"""

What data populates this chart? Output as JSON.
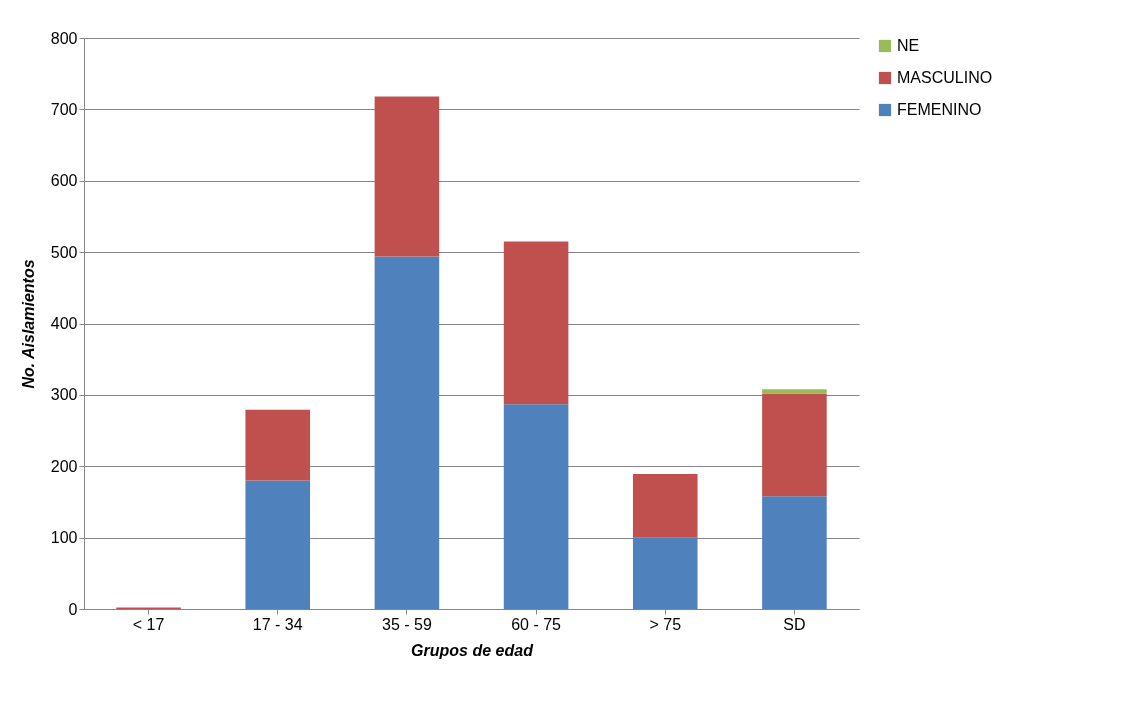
{
  "chart_data": {
    "type": "bar",
    "stacked": true,
    "xlabel": "Grupos de edad",
    "ylabel": "No. Aislamientos",
    "categories": [
      "< 17",
      "17 - 34",
      "35 - 59",
      "60 - 75",
      "> 75",
      "SD"
    ],
    "series": [
      {
        "name": "FEMENINO",
        "color": "#4f81bd",
        "values": [
          0,
          180,
          494,
          287,
          100,
          158
        ]
      },
      {
        "name": "MASCULINO",
        "color": "#c0504d",
        "values": [
          2,
          99,
          224,
          228,
          89,
          144
        ]
      },
      {
        "name": "NE",
        "color": "#9bbb59",
        "values": [
          0,
          0,
          0,
          0,
          0,
          6
        ]
      }
    ],
    "ylim": [
      0,
      800
    ],
    "yticks": [
      0,
      100,
      200,
      300,
      400,
      500,
      600,
      700,
      800
    ],
    "grid": "y",
    "legend": "right"
  }
}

"""

▸ Requirements
In the entries above, count each line holding "color" and report the total and nothing more.

▸ Response
3